## Instruction
Could you copy out the material verbatim, starting at its very first line and ending with the line containing "For every button, label, input, icon, or", with both of those lines included?

## Provided information

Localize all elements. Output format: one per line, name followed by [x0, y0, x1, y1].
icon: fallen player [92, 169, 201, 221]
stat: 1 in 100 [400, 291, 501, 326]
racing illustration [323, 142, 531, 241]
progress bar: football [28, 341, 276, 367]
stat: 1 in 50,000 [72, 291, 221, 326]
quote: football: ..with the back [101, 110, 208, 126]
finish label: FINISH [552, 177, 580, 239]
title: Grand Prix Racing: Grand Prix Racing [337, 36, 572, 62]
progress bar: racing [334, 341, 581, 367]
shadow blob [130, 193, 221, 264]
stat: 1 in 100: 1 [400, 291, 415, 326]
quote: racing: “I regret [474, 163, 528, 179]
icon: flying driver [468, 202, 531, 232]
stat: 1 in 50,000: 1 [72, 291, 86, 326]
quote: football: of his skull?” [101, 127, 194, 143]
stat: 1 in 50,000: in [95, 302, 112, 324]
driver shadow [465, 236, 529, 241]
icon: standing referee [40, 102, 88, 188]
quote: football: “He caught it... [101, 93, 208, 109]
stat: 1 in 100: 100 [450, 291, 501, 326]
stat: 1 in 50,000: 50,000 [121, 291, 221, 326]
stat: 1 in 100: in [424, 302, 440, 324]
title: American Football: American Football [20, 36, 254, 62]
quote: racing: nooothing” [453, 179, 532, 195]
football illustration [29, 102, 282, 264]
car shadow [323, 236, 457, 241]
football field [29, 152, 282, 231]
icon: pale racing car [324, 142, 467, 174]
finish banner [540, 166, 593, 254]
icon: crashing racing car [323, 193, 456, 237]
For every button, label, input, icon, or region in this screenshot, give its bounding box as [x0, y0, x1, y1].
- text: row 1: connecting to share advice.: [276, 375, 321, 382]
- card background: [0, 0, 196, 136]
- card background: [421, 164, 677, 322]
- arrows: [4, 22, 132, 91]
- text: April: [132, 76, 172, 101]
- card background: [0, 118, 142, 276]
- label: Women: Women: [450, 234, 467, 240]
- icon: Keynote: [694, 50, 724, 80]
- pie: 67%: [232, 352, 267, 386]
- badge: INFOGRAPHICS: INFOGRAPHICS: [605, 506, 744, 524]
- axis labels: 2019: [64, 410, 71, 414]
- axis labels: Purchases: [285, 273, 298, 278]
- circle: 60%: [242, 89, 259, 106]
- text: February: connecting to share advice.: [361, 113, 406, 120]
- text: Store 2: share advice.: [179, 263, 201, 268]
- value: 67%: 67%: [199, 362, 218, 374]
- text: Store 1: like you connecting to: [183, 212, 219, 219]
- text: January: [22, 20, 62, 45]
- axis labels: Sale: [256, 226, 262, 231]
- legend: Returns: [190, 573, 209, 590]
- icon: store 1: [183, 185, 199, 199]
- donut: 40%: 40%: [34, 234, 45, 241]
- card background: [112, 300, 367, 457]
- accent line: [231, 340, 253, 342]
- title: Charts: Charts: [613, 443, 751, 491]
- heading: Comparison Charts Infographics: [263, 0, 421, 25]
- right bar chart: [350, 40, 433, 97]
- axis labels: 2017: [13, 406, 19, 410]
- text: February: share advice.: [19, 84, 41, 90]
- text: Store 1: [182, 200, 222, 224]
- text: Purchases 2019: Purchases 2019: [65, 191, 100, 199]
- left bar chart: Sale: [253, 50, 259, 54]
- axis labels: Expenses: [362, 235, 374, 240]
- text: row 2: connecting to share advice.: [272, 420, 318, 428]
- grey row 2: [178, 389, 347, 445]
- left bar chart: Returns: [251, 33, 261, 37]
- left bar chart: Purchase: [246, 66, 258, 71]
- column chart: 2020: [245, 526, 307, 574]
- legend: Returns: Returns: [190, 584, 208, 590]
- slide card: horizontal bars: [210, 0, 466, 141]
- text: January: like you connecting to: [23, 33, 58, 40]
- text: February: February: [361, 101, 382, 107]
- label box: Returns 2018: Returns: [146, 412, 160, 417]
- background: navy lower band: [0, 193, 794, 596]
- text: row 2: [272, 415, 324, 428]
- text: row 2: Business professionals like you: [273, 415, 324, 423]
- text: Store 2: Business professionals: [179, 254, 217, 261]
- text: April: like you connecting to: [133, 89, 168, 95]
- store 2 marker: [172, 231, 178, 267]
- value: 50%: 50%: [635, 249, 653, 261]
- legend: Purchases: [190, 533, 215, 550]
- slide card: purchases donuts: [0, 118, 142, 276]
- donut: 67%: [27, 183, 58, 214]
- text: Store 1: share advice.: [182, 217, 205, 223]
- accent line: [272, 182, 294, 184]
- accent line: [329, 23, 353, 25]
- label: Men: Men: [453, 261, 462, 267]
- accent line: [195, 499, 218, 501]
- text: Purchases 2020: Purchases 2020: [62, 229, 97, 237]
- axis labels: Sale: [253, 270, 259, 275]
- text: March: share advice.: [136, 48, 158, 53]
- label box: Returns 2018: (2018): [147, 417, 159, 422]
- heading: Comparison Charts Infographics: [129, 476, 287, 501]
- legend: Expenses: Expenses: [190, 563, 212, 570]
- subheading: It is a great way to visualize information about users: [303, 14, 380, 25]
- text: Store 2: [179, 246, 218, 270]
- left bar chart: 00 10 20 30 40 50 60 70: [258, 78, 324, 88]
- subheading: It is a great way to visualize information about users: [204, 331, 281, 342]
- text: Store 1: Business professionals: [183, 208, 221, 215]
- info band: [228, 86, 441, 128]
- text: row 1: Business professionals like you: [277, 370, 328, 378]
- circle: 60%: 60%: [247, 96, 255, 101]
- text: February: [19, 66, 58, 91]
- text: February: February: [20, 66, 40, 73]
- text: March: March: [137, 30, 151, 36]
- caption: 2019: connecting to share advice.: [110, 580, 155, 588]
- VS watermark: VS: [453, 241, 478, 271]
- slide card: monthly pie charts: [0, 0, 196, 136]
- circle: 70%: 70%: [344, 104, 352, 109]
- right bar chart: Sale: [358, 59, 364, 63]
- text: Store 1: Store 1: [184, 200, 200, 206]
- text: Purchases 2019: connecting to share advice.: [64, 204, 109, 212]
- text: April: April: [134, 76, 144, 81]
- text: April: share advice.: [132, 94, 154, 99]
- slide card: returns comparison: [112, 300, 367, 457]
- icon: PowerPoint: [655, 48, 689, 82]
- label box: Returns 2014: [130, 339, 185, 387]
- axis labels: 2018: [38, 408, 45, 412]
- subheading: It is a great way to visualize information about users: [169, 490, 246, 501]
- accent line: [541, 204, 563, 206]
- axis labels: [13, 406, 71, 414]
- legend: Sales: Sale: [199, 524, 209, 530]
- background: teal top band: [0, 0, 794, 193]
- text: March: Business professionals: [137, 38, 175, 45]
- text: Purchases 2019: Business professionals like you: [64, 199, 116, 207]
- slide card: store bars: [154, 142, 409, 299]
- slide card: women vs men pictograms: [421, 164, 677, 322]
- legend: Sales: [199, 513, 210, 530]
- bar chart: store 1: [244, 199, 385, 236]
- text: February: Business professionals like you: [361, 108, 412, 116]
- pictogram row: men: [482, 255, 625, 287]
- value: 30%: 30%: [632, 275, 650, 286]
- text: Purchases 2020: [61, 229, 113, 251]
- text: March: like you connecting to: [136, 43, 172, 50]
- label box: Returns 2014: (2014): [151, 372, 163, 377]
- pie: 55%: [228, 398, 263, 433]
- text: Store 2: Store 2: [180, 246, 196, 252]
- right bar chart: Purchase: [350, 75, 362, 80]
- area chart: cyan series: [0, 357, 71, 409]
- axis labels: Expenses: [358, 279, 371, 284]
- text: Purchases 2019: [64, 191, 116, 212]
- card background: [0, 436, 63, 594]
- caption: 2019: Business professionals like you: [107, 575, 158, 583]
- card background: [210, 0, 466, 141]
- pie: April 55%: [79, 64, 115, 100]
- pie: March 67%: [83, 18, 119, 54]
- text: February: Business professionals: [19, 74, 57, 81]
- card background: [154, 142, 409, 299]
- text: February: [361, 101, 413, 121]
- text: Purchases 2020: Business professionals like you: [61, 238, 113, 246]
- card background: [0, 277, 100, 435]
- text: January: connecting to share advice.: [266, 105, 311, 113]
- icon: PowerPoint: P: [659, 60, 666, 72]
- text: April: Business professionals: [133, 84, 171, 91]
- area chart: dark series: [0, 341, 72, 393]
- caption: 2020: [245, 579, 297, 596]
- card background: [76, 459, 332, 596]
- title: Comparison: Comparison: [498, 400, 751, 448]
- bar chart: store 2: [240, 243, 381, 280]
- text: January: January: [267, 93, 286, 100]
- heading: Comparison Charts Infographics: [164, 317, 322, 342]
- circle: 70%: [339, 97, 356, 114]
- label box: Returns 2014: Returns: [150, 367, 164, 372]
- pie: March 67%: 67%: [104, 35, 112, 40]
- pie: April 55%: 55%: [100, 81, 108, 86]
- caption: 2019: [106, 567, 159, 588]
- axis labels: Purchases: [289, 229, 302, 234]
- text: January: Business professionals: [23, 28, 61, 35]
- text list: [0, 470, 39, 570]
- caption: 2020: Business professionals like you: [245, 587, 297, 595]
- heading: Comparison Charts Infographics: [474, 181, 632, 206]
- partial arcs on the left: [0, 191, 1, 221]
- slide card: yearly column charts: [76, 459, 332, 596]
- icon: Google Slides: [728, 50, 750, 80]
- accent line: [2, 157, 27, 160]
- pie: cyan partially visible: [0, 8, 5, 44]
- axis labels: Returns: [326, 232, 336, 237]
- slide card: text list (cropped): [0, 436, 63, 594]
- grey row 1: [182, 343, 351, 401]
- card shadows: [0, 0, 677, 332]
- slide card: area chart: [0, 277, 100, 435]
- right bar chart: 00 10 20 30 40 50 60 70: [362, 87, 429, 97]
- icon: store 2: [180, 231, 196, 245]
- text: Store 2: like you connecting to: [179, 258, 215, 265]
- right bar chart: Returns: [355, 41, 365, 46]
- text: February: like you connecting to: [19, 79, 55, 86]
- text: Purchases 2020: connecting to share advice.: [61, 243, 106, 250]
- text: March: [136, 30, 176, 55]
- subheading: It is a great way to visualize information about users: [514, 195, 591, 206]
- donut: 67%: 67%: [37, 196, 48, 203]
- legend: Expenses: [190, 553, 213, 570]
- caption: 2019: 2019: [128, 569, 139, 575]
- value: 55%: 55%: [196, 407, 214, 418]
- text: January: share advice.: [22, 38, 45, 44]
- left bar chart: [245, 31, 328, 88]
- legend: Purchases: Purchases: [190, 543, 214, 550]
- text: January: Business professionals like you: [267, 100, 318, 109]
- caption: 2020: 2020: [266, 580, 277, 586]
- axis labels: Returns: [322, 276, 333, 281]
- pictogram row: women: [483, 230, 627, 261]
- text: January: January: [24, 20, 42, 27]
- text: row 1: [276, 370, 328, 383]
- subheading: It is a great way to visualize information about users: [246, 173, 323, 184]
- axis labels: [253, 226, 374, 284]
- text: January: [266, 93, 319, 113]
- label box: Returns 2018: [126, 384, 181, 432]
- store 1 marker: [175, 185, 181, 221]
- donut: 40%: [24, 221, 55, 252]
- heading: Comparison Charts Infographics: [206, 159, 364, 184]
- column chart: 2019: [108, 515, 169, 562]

## Output below
Localize all elements. Output format: one per line, name followed by [x0, y0, x1, y1].
icon: fallen player [92, 169, 201, 221]
stat: 1 in 100 [400, 291, 501, 326]
racing illustration [323, 142, 531, 241]
progress bar: football [28, 341, 276, 367]
stat: 1 in 50,000 [72, 291, 221, 326]
quote: football: ..with the back [101, 110, 208, 126]
finish label: FINISH [552, 177, 580, 239]
title: Grand Prix Racing: Grand Prix Racing [337, 36, 572, 62]
progress bar: racing [334, 341, 581, 367]
shadow blob [130, 193, 221, 264]
stat: 1 in 100: 1 [400, 291, 415, 326]
quote: racing: “I regret [474, 163, 528, 179]
icon: flying driver [468, 202, 531, 232]
stat: 1 in 50,000: 1 [72, 291, 86, 326]
quote: football: of his skull?” [101, 127, 194, 143]
stat: 1 in 50,000: in [95, 302, 112, 324]
driver shadow [465, 236, 529, 241]
icon: standing referee [40, 102, 88, 188]
quote: football: “He caught it... [101, 93, 208, 109]
stat: 1 in 100: 100 [450, 291, 501, 326]
stat: 1 in 50,000: 50,000 [121, 291, 221, 326]
stat: 1 in 100: in [424, 302, 440, 324]
title: American Football: American Football [20, 36, 254, 62]
quote: racing: nooothing” [453, 179, 532, 195]
football illustration [29, 102, 282, 264]
car shadow [323, 236, 457, 241]
football field [29, 152, 282, 231]
icon: pale racing car [324, 142, 467, 174]
finish banner [540, 166, 593, 254]
icon: crashing racing car [323, 193, 456, 237]
For every button, label, input, icon, or region in this screenshot, give its bounding box as [x0, y0, x1, y1].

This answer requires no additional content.